--- start of Entries shown ---

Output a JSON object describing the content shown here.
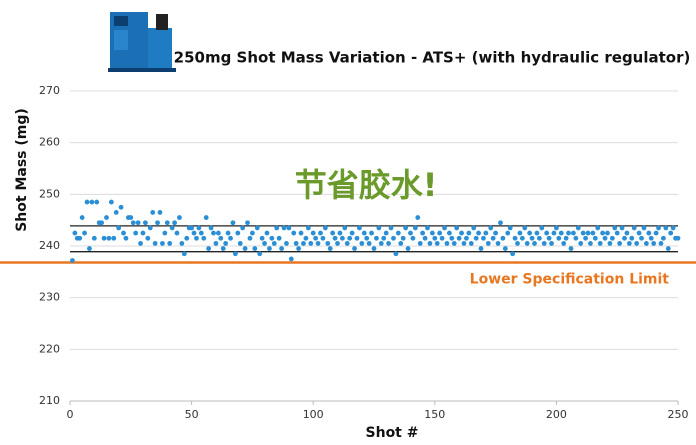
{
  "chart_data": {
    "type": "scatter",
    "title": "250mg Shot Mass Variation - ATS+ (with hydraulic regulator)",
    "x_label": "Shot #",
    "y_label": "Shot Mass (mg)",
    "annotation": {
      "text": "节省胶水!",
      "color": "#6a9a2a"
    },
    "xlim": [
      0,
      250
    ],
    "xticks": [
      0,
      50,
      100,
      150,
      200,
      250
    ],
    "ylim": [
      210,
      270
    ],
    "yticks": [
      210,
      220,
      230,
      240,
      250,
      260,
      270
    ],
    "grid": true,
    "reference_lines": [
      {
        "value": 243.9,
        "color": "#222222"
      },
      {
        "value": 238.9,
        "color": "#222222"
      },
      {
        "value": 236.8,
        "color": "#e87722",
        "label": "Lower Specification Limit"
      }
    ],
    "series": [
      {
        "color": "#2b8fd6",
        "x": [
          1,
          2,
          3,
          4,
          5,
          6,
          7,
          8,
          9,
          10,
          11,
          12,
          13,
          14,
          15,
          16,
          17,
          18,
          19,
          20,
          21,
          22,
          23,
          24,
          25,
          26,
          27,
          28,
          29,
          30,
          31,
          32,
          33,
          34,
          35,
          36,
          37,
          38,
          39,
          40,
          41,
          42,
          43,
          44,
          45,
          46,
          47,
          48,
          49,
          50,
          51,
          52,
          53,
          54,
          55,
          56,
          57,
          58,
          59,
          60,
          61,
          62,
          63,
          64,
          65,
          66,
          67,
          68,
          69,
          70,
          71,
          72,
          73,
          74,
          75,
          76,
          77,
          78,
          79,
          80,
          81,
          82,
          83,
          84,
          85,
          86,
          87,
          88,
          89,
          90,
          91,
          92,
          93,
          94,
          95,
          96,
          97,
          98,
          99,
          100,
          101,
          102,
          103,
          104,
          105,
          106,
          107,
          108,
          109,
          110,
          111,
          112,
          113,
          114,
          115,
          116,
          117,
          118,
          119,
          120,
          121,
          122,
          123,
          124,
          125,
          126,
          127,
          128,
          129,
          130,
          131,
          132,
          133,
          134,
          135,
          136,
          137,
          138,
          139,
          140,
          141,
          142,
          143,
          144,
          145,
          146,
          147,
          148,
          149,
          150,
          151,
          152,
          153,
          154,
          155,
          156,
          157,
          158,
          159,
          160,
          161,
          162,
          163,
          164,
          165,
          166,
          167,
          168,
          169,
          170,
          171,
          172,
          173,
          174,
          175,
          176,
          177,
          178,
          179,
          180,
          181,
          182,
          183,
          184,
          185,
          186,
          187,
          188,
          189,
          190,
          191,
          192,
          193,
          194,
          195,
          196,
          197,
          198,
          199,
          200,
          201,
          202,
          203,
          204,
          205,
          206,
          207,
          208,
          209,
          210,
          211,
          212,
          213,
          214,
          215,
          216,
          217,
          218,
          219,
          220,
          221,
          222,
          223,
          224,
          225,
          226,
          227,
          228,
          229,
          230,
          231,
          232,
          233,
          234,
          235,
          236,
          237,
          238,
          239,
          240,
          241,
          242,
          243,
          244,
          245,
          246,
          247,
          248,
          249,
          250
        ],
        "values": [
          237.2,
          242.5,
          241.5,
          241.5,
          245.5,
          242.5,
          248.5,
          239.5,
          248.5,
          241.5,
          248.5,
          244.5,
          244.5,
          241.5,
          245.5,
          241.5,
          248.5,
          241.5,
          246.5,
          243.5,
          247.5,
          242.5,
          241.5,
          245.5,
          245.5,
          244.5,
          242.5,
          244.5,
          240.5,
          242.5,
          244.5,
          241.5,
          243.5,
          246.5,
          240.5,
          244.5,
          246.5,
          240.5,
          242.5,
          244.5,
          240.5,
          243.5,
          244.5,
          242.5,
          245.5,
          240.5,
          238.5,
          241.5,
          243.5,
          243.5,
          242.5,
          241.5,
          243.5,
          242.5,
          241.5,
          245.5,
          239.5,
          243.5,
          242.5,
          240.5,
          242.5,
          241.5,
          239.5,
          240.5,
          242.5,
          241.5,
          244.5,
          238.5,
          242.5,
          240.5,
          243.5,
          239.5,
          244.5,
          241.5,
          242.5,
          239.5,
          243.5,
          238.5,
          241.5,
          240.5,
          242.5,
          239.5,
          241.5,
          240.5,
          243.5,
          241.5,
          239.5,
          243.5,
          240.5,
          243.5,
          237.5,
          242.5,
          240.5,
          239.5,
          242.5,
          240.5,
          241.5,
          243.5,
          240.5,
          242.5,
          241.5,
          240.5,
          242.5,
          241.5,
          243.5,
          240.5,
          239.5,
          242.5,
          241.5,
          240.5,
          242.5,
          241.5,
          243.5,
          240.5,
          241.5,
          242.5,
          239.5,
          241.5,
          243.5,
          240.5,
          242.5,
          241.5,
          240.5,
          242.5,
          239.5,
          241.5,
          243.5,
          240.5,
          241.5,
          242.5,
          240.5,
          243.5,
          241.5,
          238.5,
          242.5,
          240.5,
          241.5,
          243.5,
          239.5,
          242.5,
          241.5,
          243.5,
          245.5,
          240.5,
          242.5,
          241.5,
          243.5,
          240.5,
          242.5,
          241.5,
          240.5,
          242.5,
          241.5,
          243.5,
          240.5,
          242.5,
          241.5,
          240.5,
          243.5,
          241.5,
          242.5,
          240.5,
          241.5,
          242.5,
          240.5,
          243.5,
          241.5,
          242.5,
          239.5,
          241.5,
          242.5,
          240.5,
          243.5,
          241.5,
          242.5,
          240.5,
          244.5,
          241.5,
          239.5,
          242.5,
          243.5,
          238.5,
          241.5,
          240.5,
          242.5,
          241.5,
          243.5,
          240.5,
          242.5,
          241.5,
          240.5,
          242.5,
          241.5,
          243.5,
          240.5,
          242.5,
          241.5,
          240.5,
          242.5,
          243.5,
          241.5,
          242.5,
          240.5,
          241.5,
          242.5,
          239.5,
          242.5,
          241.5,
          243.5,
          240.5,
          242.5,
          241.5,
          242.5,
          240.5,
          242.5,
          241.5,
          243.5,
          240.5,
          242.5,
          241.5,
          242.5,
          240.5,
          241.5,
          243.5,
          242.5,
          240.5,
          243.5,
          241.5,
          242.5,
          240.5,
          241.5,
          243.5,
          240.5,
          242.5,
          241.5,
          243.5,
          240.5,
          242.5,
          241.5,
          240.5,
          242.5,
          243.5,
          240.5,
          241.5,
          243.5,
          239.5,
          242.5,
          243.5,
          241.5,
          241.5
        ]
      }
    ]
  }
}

--- end of Entries shown ---
--- start of Entries shown ---

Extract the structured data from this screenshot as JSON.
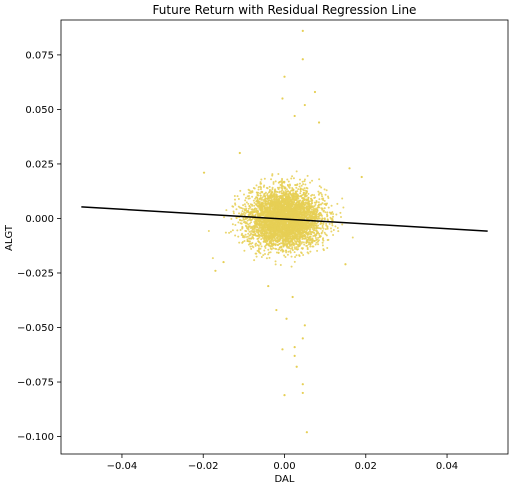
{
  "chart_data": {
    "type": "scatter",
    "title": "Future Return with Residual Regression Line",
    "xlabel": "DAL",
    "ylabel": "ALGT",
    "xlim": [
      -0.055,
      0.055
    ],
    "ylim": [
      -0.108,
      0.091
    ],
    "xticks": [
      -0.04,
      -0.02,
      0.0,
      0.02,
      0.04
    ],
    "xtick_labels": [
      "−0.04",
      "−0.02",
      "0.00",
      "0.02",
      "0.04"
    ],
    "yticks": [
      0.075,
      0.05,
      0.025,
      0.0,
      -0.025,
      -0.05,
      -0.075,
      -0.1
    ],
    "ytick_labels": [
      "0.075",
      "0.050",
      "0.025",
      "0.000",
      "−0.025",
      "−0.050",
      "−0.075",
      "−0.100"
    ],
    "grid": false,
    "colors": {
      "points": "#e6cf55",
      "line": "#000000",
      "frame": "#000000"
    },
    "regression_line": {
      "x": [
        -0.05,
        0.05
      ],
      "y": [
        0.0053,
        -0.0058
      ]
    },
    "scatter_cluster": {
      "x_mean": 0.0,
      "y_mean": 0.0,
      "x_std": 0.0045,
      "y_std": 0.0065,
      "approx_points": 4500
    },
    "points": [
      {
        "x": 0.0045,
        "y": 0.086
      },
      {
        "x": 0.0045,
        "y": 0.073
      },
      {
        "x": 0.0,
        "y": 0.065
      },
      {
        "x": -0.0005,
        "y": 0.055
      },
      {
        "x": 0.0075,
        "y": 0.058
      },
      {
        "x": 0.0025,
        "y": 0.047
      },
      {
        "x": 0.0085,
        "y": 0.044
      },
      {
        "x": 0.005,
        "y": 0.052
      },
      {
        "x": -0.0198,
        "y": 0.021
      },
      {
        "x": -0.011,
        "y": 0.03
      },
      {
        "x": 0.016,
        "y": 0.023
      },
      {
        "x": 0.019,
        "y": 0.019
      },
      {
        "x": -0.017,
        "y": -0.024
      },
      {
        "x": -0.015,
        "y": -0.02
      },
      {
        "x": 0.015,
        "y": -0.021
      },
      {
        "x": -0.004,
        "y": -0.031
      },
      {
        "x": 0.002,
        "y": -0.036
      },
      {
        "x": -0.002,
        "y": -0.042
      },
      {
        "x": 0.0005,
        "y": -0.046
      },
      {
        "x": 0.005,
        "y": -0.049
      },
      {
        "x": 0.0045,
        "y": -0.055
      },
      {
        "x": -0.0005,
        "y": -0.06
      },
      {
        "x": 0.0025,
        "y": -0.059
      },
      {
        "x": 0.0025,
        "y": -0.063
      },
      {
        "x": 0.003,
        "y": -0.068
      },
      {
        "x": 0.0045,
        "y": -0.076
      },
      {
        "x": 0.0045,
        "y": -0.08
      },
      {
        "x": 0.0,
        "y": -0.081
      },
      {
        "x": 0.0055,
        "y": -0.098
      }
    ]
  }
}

--- end of Entries shown ---
--- start of Entries shown ---

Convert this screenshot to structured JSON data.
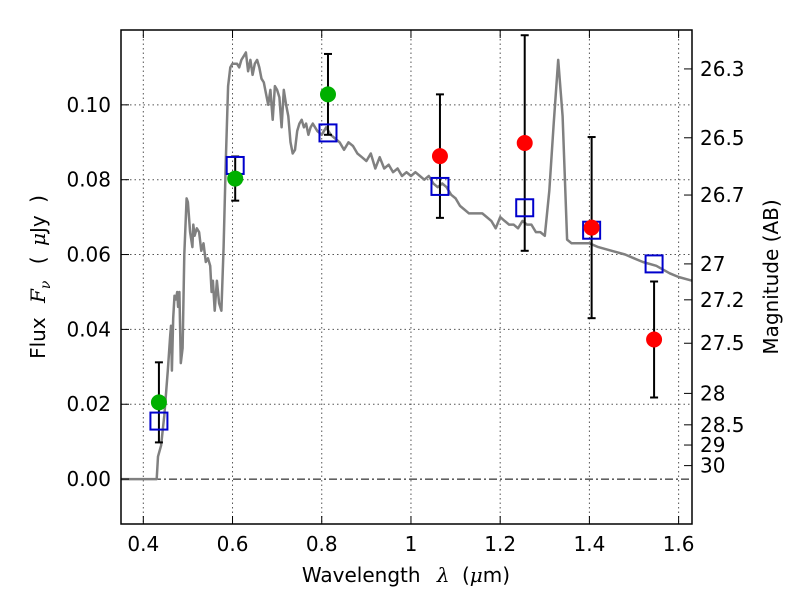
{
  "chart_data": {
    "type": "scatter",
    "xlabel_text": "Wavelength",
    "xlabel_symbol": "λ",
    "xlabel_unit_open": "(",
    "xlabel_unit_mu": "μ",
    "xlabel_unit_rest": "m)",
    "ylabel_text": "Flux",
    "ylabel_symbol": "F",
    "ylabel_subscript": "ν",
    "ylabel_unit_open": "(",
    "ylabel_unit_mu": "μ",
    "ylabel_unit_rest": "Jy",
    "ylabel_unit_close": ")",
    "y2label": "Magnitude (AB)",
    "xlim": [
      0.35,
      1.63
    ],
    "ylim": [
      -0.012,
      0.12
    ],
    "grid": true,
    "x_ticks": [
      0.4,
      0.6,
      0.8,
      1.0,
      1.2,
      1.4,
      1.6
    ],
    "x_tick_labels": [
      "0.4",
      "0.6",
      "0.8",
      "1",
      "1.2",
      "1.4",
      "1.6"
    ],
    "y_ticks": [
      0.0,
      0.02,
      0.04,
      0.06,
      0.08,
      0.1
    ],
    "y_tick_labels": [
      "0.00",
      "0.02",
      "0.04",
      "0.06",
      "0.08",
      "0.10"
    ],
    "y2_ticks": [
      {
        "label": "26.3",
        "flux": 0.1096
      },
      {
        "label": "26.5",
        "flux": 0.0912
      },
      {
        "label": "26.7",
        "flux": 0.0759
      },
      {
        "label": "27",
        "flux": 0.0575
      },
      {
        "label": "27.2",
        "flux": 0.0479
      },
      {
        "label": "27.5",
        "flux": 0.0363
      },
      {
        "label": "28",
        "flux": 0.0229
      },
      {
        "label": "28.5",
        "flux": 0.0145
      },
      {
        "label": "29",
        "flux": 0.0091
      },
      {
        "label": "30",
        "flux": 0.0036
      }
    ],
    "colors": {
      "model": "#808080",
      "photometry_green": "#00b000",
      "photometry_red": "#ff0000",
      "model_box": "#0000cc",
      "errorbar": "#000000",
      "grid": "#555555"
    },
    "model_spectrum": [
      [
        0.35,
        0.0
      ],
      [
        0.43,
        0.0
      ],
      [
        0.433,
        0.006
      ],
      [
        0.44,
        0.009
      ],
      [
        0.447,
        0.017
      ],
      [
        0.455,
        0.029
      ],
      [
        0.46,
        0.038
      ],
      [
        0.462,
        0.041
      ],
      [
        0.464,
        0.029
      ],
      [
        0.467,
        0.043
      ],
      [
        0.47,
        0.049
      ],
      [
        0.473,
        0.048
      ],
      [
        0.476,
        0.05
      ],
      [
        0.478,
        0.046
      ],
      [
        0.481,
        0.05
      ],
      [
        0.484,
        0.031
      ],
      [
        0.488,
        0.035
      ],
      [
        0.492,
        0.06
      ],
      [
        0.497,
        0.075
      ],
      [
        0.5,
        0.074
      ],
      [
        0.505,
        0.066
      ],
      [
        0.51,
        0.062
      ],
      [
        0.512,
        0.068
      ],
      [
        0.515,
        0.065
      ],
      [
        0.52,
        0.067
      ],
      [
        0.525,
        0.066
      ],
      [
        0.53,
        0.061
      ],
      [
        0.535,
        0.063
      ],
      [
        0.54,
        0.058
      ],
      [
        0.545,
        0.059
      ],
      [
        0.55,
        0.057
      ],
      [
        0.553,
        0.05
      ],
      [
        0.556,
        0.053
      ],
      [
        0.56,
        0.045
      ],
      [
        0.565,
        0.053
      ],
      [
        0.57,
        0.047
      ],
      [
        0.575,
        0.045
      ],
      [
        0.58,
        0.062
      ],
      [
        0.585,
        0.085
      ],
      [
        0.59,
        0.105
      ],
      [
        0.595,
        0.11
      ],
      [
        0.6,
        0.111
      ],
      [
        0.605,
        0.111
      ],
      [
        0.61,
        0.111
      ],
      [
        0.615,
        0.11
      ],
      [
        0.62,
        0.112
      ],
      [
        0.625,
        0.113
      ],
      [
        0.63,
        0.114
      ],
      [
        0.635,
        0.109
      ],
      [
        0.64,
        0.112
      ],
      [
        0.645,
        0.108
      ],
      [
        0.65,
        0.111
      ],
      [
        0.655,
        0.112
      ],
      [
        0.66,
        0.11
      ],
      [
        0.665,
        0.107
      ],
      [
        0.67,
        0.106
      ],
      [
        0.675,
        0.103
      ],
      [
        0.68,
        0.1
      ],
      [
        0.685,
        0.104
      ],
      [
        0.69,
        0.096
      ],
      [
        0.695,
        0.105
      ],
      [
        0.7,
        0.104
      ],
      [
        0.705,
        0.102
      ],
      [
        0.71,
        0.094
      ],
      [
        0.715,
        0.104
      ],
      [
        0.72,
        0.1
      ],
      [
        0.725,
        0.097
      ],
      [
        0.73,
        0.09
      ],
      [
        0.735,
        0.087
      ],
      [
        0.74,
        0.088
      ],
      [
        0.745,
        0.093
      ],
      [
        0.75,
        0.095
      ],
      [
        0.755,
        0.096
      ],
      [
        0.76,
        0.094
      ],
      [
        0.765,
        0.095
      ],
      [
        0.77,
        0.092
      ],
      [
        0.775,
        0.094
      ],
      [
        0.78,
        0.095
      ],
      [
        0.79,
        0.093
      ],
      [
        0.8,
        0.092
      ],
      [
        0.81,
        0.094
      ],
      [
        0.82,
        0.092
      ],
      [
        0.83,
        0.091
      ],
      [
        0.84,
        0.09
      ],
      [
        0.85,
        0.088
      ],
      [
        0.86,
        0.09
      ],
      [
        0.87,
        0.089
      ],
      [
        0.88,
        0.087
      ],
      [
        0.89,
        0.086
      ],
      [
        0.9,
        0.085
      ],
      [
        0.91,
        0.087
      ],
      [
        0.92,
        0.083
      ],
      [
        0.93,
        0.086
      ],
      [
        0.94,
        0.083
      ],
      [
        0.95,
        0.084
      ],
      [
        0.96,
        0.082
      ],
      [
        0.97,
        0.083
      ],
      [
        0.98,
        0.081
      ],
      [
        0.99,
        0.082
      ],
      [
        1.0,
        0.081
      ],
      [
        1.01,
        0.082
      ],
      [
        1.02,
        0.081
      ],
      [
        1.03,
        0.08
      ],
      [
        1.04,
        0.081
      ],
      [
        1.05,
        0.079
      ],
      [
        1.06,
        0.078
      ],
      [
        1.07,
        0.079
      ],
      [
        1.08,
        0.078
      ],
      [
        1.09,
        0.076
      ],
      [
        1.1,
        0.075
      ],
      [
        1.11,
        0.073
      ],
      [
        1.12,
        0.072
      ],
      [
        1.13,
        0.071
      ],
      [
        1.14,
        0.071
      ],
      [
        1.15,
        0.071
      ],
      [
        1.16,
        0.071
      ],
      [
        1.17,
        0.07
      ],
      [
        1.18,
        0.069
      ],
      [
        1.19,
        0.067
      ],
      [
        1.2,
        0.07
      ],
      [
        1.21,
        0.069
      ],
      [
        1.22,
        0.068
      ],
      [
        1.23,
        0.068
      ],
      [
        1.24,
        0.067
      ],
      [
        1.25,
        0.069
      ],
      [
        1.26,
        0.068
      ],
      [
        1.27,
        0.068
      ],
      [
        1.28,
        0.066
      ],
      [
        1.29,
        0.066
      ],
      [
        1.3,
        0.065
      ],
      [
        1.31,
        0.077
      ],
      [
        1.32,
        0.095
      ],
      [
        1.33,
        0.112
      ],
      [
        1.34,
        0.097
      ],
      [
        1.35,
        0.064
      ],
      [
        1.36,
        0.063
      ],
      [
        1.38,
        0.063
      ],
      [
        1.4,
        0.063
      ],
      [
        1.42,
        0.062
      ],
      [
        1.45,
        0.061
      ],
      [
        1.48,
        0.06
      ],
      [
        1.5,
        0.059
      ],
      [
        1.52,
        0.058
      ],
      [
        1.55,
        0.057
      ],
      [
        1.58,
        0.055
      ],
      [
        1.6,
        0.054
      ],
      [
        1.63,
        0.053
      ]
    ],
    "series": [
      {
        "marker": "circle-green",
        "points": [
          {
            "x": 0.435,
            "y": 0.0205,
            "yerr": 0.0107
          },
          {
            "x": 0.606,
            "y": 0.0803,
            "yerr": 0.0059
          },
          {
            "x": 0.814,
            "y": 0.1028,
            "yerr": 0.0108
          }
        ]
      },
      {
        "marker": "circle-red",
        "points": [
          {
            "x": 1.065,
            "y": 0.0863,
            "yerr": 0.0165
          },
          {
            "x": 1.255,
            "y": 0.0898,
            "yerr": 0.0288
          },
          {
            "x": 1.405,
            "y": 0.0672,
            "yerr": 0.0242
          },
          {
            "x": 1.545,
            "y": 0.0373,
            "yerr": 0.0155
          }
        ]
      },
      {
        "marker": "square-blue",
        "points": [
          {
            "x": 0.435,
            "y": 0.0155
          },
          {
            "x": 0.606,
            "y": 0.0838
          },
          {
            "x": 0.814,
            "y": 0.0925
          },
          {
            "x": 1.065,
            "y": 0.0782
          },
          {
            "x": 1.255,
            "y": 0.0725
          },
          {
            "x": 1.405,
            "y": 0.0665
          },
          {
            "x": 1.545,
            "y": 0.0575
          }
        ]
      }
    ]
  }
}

--- end of Entries shown ---

Stated problem: Write down only how many lines in the listing contain the word "Mass".

Exercise result: 2